### Extracted data
▬▬▬▬▬▬

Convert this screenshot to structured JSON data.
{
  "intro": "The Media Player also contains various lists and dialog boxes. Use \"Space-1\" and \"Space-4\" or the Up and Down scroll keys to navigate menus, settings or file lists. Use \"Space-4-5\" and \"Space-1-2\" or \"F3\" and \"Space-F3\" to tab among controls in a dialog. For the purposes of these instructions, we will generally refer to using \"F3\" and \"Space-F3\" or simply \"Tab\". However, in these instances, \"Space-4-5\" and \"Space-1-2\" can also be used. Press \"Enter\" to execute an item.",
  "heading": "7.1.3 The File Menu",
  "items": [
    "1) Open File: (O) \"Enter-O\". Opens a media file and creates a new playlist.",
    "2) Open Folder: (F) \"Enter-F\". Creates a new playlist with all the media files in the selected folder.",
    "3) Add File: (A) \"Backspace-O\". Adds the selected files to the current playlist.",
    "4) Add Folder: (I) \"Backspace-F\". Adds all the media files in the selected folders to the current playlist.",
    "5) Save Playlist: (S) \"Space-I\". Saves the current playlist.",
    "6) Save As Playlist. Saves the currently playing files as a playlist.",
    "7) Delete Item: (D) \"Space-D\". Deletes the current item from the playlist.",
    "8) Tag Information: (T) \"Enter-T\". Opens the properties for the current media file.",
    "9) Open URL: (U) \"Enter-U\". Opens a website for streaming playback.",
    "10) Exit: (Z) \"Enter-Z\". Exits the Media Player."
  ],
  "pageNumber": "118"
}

▬▬▬▬▬▬

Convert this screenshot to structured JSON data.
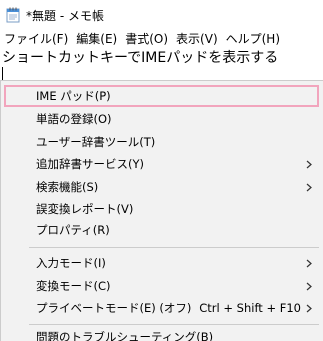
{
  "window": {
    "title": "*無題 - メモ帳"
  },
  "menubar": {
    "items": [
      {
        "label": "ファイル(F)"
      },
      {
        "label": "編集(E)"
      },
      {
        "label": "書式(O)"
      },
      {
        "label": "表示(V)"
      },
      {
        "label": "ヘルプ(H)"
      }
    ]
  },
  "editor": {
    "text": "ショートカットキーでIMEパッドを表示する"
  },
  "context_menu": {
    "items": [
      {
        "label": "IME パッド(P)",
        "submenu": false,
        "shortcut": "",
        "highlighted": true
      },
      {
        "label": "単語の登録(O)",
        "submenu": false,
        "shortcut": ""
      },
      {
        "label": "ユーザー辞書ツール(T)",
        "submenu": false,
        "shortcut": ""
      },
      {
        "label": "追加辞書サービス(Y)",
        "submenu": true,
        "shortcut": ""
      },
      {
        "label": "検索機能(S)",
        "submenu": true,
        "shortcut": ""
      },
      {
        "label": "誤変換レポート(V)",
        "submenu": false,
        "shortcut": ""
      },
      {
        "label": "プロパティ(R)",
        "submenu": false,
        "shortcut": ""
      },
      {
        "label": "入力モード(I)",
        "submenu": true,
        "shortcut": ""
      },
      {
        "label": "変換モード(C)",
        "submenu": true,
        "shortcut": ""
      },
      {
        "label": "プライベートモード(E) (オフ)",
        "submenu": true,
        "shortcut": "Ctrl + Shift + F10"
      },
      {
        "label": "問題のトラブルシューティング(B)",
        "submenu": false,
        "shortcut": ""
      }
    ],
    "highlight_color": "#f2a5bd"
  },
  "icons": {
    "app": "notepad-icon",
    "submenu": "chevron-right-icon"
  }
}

▬▬▬▬▬▬

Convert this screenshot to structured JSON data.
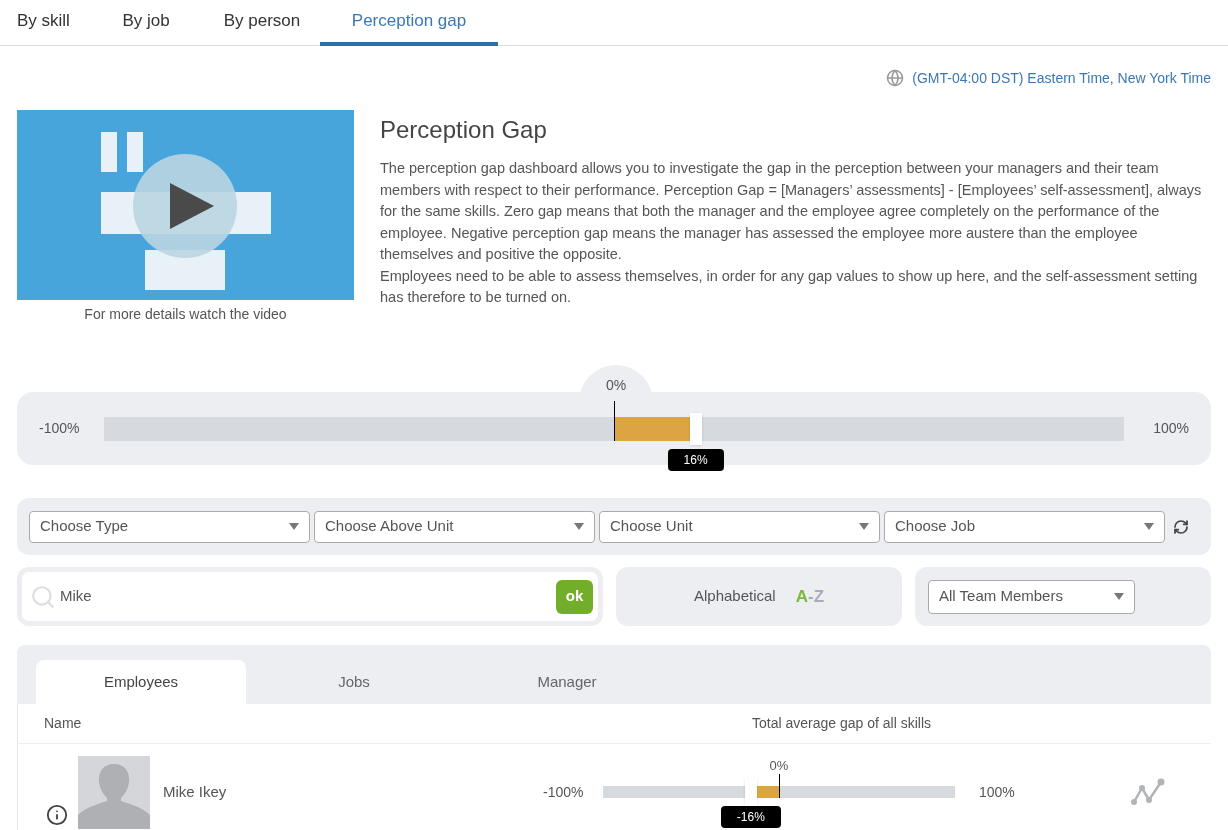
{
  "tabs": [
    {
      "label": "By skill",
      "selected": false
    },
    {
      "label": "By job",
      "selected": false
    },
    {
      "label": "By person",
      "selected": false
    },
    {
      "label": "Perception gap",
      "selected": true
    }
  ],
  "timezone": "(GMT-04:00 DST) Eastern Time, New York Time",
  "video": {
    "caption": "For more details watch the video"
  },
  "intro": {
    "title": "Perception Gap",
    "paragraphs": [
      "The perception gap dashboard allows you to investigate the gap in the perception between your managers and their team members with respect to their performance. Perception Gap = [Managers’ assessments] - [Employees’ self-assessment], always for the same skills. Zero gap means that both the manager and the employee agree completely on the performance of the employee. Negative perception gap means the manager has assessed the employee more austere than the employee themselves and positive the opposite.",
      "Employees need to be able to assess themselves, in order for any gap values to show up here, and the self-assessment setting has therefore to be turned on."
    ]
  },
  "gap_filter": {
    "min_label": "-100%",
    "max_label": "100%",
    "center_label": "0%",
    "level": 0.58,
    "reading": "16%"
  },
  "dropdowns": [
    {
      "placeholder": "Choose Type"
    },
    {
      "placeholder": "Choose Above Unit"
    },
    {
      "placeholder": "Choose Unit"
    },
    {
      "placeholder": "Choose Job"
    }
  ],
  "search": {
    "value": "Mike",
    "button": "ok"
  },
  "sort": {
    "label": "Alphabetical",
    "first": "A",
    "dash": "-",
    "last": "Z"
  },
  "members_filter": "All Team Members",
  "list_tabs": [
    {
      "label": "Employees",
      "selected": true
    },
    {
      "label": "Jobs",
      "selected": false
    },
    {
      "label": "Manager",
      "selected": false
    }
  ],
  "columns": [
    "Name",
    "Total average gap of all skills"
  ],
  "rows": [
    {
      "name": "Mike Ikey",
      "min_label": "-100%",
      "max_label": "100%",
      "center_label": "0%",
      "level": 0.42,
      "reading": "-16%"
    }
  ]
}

▬▬▬▬▬▬

### Problem statement
Gather from the entries above all lines that include the string "Perception".

### Response to this exercise
      "label": "Perception gap",
    "title": "Perception Gap",
      "The perception gap dashboard allows you to investigate the gap in the perception between your managers and their team members with respect to their performance. Perception Gap = [Managers’ assessments] - [Employees’ self-assessment], always for the same skills. Zero gap means that both the manager and the employee agree completely on the performance of the employee. Negative perception gap means the manager has assessed the employee more austere than the employee themselves and positive the opposite.",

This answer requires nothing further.